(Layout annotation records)

-- begin --

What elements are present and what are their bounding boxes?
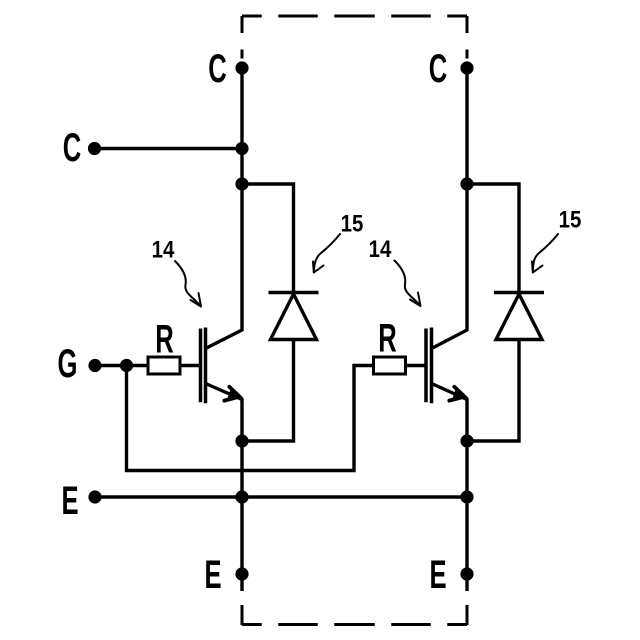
svg-text:14: 14 [369,235,392,262]
svg-text:R: R [378,317,396,361]
svg-text:E: E [61,479,78,523]
svg-text:C: C [63,126,81,170]
svg-text:C: C [208,47,226,91]
svg-text:14: 14 [152,236,175,263]
svg-text:C: C [429,47,447,91]
svg-text:G: G [58,342,78,386]
svg-text:E: E [429,553,446,597]
svg-text:15: 15 [559,206,582,233]
svg-text:E: E [204,553,221,597]
svg-text:R: R [155,318,173,362]
svg-text:15: 15 [341,210,364,237]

-- end --

WHAT YOU WILL DO ->
Render every line of the records as a JSON list of strings, one string per line, leaving out blank lines. Omit the pictures from your answer.

OUTPUT FOR THIS EXERCISE ->
[
  "What elements are present and what are their bounding boxes?",
  "svg-text:14: 14 [369,235,392,262]",
  "svg-text:R: R [378,317,396,361]",
  "svg-text:E: E [61,479,78,523]",
  "svg-text:C: C [63,126,81,170]",
  "svg-text:C: C [208,47,226,91]",
  "svg-text:14: 14 [152,236,175,263]",
  "svg-text:C: C [429,47,447,91]",
  "svg-text:G: G [58,342,78,386]",
  "svg-text:E: E [429,553,446,597]",
  "svg-text:15: 15 [559,206,582,233]",
  "svg-text:E: E [204,553,221,597]",
  "svg-text:R: R [155,318,173,362]",
  "svg-text:15: 15 [341,210,364,237]"
]